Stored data
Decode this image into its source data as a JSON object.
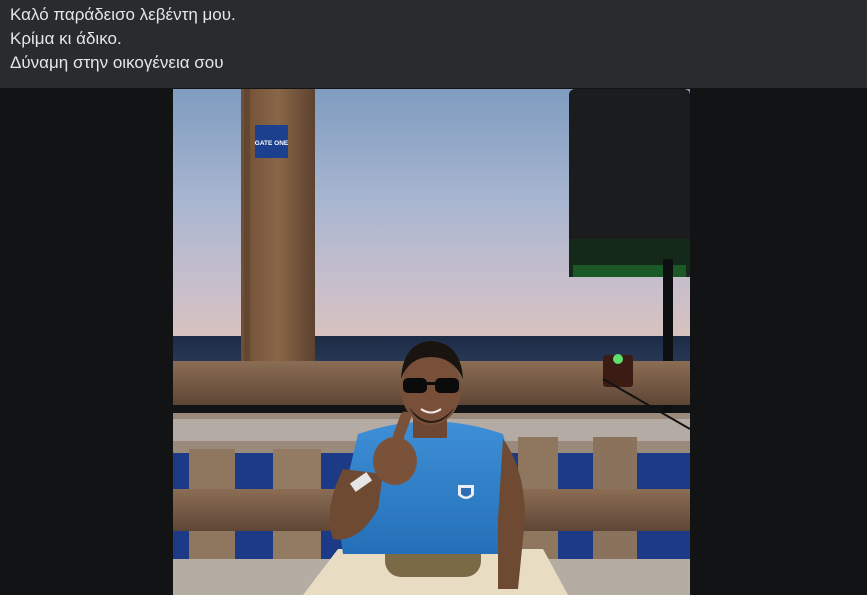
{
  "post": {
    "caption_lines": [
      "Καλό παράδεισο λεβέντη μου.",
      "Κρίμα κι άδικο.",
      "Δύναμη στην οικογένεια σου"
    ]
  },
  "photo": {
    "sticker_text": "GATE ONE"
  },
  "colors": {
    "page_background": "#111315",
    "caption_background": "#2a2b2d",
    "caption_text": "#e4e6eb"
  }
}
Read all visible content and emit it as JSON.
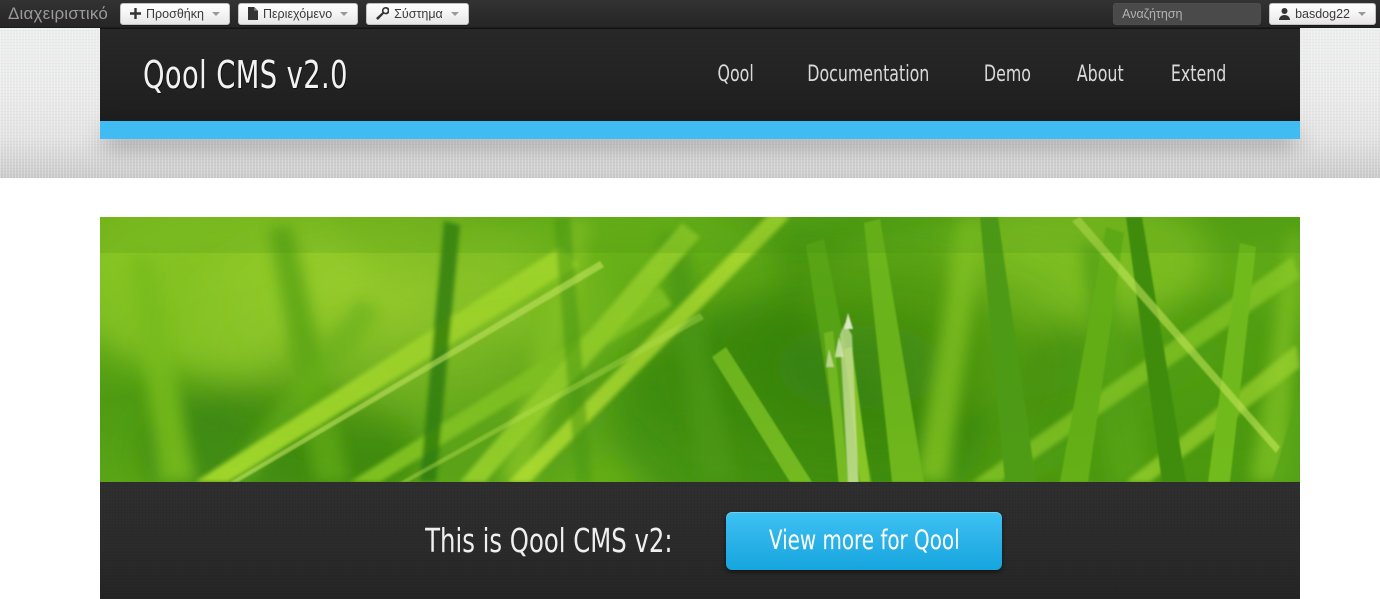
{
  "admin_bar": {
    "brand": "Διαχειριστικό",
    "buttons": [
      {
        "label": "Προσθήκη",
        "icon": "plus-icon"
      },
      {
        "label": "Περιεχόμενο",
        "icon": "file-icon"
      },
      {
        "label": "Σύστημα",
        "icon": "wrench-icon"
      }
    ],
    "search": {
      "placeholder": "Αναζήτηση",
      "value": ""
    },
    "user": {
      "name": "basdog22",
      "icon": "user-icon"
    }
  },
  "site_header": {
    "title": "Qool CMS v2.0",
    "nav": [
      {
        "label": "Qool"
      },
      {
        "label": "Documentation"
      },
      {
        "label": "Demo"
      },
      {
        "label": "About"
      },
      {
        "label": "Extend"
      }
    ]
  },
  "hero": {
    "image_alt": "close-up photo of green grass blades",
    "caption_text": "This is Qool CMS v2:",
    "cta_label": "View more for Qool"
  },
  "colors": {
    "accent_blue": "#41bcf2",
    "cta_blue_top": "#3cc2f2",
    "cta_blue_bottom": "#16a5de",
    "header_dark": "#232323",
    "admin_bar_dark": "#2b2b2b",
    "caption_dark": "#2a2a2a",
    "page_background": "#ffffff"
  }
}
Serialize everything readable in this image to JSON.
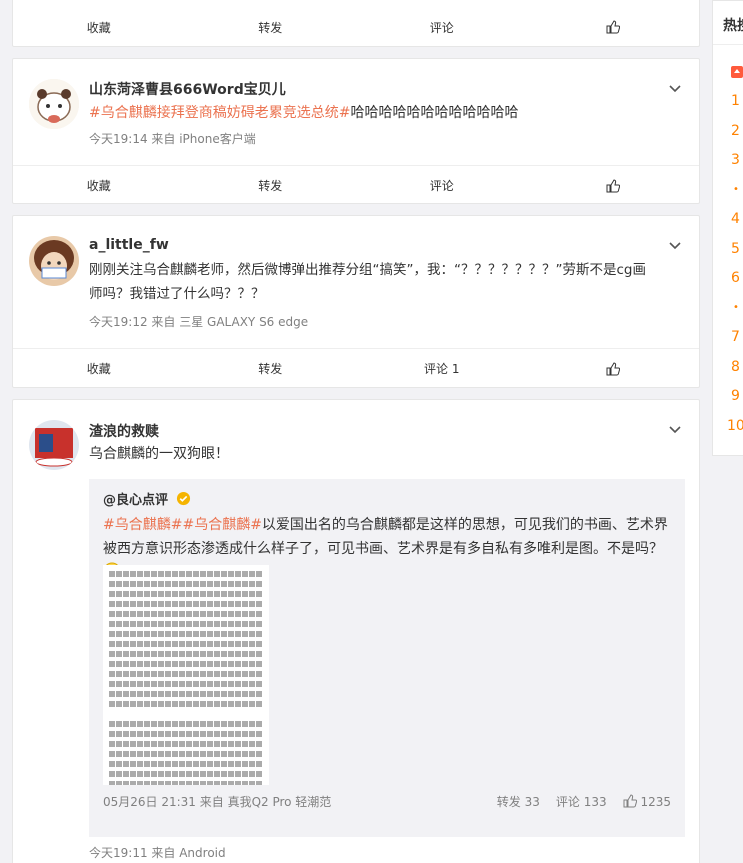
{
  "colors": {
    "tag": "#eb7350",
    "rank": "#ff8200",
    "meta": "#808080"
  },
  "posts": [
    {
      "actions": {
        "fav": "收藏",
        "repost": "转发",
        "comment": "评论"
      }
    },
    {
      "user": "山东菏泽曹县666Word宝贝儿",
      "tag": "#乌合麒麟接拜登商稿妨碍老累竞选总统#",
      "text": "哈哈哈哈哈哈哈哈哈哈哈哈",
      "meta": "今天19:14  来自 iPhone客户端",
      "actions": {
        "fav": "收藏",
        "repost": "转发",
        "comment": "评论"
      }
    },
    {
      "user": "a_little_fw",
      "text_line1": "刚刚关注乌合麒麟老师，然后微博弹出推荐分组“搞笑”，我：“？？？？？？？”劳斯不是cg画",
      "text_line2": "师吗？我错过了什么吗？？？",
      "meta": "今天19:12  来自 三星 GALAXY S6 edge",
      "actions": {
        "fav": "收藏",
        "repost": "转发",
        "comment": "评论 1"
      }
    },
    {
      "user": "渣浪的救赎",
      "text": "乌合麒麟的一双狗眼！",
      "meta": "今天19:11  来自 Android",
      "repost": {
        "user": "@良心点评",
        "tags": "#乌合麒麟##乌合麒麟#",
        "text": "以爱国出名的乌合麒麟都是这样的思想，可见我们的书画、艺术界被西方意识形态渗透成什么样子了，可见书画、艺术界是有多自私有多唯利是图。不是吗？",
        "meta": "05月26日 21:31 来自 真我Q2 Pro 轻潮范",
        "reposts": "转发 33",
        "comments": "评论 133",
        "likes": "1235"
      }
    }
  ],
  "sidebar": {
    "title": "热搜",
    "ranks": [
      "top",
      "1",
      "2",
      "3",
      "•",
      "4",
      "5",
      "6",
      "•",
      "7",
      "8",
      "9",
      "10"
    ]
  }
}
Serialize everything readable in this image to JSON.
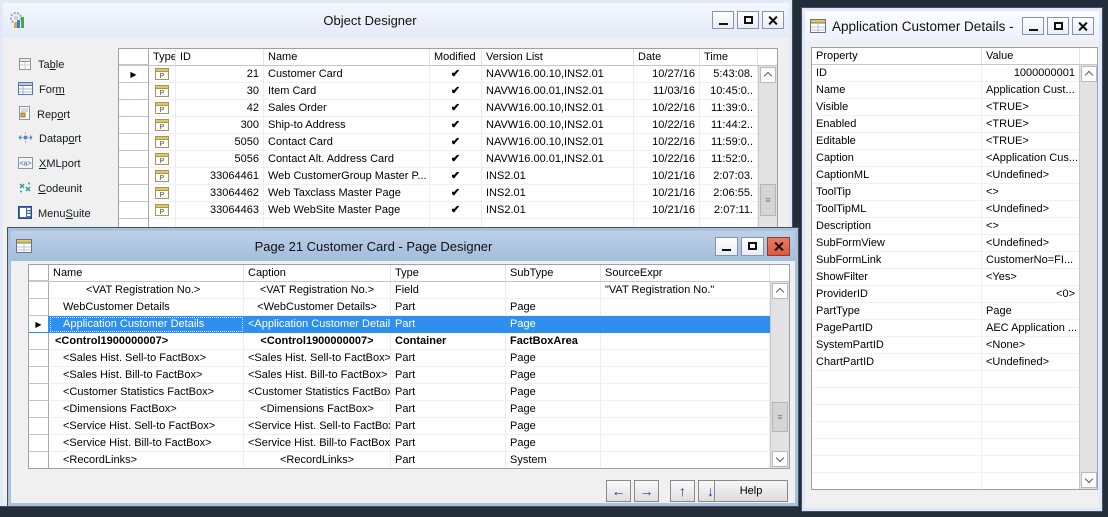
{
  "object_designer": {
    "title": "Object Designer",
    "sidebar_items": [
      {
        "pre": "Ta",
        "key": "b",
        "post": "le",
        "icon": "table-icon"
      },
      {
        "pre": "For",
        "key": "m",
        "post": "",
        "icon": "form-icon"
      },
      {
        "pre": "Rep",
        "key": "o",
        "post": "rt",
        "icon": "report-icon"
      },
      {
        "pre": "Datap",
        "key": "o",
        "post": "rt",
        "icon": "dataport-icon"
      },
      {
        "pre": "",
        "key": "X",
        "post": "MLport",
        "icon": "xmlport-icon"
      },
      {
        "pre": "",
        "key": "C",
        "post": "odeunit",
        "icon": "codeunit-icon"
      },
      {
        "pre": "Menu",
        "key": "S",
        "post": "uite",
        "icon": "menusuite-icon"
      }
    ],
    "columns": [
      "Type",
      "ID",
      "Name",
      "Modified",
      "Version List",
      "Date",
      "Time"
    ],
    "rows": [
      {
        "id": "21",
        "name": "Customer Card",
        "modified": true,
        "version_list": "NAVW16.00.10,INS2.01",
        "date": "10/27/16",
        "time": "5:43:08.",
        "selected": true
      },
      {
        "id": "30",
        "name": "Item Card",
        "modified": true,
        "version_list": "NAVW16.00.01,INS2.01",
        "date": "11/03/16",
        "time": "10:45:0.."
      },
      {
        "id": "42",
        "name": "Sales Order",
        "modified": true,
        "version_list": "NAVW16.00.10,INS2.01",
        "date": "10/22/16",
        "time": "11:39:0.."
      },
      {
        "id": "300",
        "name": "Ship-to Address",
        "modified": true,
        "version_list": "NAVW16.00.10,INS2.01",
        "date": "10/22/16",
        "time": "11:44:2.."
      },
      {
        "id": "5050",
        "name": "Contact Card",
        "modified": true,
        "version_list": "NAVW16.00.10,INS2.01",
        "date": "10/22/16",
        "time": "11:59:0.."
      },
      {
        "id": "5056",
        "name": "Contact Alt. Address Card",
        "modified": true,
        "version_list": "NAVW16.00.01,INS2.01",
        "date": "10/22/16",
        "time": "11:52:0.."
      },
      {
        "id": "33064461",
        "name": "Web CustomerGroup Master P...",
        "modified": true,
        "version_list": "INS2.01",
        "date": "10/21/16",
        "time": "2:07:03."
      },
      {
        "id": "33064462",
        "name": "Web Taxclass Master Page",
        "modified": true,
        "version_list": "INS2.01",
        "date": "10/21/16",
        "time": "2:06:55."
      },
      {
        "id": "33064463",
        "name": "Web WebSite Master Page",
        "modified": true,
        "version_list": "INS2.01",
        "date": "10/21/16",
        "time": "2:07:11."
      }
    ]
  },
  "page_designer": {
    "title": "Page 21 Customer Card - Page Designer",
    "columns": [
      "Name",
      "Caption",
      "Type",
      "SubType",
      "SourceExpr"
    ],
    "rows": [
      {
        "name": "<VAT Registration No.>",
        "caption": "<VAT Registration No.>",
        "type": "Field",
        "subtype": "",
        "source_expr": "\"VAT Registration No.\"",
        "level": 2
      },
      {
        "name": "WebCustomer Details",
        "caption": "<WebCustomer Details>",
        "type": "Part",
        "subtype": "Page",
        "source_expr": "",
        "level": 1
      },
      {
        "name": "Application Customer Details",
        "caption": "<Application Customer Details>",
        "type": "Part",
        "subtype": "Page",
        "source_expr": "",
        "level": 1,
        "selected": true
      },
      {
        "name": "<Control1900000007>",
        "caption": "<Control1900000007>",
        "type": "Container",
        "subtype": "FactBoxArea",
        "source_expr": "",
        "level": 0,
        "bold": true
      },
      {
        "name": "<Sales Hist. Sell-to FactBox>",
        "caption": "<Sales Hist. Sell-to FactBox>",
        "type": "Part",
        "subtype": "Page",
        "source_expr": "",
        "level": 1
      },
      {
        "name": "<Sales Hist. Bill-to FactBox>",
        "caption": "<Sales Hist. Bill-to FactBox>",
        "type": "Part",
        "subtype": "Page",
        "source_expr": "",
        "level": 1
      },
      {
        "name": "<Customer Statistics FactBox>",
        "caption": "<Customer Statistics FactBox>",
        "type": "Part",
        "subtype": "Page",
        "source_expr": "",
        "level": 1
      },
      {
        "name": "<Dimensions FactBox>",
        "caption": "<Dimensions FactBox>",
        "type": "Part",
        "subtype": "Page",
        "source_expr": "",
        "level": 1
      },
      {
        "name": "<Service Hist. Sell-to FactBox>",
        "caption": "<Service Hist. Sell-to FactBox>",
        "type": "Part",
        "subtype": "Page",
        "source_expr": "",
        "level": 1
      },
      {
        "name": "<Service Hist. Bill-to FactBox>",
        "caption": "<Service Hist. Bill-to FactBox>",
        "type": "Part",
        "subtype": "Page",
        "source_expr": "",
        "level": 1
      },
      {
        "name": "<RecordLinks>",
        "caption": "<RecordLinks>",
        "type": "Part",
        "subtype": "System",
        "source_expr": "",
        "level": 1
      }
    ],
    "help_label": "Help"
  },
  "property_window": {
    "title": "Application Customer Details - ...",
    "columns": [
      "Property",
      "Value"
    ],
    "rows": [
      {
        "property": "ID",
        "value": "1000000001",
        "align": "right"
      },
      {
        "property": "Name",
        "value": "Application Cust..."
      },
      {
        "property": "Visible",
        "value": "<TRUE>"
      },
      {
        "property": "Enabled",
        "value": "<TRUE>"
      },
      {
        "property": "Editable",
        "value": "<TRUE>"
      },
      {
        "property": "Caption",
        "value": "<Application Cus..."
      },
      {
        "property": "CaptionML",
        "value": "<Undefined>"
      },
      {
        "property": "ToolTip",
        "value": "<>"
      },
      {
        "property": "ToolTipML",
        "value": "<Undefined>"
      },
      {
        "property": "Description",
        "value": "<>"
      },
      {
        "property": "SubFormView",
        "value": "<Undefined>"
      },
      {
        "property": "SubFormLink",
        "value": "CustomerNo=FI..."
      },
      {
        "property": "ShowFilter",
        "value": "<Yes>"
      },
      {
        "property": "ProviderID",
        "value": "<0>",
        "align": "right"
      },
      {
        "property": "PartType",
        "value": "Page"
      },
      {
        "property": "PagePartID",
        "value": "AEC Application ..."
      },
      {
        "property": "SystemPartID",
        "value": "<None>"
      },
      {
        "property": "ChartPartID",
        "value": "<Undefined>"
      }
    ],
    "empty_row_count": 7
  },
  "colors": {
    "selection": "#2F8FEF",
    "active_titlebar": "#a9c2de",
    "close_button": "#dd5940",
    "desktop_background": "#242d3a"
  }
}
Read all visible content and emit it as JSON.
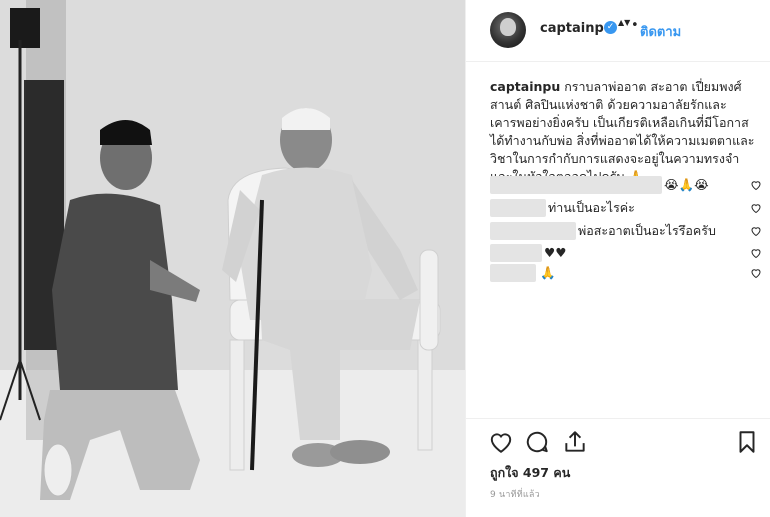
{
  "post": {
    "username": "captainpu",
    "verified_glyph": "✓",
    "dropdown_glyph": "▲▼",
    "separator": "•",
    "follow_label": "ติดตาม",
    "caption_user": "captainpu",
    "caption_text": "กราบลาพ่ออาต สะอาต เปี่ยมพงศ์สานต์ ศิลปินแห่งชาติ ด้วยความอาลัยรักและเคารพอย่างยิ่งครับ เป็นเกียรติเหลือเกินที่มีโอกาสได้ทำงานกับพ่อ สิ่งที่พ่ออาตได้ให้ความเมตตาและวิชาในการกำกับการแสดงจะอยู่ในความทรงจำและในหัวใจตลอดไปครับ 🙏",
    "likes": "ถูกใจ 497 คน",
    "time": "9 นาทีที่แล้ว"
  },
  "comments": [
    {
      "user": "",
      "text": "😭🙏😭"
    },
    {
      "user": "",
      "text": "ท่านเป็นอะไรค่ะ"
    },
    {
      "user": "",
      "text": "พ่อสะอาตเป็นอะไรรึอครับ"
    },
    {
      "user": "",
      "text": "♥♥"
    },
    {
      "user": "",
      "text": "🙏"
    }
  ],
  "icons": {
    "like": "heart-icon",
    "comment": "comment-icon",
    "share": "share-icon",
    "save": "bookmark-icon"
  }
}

• **What is being asked**
Reproduce each line of the material containing the word "Sales".

• **Result of this task**
        "name": "Sales Order",
        "name": "<Sales Hist. Sell-to FactBox>",
        "caption": "<Sales Hist. Sell-to FactBox>",
        "name": "<Sales Hist. Bill-to FactBox>",
        "caption": "<Sales Hist. Bill-to FactBox>",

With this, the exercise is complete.